[start]

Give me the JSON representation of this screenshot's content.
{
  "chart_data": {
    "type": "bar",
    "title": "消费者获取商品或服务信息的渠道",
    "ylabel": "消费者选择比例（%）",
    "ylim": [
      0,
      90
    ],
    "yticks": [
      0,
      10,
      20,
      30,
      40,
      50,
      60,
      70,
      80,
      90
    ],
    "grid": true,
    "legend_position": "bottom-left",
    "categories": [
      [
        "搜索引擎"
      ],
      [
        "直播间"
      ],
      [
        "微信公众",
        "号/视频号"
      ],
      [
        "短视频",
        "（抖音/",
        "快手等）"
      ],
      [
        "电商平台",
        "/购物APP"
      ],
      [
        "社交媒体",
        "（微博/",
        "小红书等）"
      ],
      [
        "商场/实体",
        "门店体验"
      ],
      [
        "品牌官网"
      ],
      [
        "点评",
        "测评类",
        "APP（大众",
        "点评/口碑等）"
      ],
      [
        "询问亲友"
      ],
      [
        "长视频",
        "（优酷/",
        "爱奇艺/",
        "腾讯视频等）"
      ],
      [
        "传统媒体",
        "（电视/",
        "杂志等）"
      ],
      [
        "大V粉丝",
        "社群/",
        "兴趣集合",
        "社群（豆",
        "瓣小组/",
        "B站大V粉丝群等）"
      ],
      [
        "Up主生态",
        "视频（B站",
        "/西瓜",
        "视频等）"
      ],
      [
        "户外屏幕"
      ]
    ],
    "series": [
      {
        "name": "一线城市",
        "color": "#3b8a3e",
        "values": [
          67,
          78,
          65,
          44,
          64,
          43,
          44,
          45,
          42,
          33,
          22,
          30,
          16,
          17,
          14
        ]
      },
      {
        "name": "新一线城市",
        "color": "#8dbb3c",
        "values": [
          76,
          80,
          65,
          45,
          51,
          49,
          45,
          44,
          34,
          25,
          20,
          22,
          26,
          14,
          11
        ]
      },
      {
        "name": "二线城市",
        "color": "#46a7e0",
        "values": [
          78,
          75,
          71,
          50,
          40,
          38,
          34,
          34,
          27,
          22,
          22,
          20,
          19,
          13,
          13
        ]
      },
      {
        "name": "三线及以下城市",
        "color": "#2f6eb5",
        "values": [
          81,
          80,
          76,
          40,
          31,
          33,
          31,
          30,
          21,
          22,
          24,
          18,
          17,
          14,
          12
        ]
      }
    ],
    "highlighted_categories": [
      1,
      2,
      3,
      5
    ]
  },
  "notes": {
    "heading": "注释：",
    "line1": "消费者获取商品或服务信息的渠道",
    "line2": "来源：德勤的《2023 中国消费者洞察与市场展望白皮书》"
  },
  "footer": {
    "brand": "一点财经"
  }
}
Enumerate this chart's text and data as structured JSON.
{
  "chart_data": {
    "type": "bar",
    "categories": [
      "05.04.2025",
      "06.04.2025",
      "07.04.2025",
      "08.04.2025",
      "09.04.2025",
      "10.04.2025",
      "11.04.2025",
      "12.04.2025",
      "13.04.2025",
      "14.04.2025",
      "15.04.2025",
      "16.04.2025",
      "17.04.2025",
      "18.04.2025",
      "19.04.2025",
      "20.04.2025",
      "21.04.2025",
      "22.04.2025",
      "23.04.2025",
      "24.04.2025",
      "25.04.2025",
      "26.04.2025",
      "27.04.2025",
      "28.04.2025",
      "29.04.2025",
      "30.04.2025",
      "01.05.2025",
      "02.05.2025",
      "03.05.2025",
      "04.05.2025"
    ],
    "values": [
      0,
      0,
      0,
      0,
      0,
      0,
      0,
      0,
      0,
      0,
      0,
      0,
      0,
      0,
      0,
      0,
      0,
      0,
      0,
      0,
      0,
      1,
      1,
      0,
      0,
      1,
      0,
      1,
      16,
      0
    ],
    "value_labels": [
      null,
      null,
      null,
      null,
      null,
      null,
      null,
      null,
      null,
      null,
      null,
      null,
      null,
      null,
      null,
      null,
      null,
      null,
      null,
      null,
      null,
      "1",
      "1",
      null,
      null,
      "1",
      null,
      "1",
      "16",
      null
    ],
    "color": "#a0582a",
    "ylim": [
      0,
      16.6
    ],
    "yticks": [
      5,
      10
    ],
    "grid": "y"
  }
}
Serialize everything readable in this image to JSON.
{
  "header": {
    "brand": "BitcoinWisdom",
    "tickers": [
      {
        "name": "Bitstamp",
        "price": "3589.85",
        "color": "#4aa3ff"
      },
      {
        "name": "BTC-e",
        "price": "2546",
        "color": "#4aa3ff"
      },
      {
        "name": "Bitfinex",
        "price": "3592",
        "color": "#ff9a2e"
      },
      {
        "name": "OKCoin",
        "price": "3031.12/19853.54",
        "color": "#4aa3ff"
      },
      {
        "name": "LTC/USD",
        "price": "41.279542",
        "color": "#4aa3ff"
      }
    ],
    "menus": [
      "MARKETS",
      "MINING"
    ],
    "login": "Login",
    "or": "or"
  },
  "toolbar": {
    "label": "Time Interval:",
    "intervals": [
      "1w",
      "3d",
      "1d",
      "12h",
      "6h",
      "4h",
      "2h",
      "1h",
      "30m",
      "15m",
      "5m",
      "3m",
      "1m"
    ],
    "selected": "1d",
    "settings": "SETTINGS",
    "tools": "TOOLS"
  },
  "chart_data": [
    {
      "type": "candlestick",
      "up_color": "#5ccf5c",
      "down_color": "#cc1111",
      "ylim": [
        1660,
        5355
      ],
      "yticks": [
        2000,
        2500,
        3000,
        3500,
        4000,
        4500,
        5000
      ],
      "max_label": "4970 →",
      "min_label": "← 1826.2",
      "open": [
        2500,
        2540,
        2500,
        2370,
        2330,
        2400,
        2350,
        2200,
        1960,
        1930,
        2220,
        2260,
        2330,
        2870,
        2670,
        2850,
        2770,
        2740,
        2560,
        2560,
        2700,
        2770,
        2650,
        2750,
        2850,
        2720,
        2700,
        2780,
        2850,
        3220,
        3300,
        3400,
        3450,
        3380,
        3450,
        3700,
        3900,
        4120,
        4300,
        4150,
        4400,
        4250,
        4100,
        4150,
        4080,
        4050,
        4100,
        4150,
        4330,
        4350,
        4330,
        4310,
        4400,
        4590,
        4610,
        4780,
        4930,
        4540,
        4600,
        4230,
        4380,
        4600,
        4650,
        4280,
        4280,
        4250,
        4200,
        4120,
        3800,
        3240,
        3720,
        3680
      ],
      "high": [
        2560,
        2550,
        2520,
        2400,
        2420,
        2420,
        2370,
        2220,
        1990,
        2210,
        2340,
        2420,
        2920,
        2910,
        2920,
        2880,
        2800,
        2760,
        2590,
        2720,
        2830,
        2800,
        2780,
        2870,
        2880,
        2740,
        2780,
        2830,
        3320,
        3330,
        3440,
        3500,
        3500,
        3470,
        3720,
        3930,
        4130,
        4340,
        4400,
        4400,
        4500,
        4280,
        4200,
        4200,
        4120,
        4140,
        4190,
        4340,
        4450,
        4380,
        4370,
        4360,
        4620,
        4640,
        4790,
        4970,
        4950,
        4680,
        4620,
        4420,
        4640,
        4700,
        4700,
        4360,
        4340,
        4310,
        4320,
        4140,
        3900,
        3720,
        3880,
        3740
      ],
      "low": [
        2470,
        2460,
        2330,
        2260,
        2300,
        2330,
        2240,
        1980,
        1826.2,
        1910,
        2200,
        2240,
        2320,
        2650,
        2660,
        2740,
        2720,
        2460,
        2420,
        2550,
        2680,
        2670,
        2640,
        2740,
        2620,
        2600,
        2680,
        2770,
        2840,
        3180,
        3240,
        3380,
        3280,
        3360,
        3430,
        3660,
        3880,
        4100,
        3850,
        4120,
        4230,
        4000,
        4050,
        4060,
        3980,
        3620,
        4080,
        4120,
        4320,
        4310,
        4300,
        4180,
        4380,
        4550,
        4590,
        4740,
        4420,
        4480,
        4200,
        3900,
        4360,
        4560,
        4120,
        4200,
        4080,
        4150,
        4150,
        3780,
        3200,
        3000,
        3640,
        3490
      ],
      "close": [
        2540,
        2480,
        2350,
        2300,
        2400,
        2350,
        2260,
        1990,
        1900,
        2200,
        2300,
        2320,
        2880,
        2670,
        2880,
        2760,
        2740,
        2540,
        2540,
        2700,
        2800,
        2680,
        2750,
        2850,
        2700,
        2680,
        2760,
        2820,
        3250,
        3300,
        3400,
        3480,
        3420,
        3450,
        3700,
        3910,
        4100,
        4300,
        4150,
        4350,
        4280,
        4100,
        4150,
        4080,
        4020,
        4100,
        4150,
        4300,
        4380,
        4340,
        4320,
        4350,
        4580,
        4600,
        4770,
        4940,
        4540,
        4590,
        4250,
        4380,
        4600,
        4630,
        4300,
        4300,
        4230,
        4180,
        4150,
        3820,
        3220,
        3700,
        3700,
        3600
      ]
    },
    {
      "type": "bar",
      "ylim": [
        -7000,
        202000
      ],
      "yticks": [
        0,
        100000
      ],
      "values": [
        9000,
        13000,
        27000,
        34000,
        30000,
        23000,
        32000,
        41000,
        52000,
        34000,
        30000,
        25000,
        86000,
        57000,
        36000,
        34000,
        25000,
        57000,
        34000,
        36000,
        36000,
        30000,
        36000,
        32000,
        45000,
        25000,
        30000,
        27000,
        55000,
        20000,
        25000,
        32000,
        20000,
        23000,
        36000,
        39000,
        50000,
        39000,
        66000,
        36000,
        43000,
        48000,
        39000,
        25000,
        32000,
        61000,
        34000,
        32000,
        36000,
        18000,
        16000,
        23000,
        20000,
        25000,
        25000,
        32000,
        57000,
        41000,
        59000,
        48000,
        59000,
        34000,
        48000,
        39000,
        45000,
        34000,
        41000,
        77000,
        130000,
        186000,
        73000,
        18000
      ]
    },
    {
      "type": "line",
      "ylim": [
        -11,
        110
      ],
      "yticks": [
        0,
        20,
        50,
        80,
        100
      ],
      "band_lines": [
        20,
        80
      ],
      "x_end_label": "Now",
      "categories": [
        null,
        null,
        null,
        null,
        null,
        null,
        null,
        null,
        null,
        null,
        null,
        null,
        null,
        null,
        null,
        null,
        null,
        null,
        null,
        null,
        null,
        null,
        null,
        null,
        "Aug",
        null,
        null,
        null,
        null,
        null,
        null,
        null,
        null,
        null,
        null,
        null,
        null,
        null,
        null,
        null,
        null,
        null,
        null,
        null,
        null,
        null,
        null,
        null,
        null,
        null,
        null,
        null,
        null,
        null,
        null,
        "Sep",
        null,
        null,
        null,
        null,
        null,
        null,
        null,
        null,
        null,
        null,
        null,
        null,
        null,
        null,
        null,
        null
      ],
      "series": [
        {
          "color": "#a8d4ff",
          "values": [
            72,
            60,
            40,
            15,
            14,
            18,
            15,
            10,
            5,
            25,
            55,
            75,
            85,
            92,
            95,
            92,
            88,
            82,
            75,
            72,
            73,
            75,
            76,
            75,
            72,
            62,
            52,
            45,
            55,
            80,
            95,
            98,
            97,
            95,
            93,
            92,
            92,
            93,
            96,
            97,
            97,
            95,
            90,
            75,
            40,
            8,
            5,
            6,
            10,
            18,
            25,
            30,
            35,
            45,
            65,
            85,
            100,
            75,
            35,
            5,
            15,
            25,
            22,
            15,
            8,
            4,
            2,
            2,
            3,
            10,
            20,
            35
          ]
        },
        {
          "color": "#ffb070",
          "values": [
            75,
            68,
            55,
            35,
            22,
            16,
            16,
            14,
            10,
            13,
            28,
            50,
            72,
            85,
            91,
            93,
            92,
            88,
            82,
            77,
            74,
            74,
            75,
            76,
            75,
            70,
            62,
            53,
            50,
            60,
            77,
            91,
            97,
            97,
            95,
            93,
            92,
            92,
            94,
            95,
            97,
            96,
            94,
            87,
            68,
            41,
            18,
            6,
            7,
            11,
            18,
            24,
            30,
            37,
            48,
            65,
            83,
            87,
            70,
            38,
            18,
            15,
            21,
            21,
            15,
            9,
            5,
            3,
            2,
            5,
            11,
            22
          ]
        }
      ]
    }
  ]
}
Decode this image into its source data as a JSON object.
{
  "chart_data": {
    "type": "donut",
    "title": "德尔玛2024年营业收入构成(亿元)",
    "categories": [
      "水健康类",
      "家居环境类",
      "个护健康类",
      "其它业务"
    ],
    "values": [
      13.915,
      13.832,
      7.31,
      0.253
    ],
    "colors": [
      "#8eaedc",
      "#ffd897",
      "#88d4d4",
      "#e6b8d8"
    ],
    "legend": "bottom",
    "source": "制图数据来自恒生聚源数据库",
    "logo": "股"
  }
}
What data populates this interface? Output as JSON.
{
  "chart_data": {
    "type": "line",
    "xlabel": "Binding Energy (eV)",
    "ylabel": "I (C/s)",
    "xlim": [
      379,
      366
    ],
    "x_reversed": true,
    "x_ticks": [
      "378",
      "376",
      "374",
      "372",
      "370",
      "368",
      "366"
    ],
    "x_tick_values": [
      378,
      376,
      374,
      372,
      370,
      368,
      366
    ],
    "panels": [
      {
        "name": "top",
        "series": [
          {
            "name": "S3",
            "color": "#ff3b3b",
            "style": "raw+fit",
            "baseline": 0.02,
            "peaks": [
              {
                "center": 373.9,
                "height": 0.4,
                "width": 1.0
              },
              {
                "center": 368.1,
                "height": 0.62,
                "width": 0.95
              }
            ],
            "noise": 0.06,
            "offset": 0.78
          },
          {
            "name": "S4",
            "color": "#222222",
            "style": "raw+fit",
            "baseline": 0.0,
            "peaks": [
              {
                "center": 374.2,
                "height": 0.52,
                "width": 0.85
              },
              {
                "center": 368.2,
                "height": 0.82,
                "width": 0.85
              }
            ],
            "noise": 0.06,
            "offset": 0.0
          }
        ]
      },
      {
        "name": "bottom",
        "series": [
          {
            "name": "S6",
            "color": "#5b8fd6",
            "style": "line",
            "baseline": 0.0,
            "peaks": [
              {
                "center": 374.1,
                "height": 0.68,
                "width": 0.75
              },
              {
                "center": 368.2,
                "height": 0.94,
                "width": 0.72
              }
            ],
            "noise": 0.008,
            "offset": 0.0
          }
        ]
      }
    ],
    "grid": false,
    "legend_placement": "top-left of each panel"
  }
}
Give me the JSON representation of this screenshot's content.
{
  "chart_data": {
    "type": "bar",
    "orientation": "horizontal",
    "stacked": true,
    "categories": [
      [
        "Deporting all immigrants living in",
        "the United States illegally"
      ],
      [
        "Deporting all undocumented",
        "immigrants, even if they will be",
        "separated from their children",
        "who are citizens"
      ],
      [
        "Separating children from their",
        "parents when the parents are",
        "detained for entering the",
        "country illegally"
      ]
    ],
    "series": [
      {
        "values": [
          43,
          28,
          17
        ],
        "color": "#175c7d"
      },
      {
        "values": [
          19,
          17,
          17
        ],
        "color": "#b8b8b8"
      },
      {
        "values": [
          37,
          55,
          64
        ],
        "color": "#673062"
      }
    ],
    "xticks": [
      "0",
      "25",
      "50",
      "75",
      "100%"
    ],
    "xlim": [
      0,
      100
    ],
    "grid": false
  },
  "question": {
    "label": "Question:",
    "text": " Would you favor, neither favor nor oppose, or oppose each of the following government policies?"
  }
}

[end]

> [Set problem]: Search the data above for the string "children" and copy each line that has it.

> [Solution to the exercise]:
        "separated from their children",
        "Separating children from their",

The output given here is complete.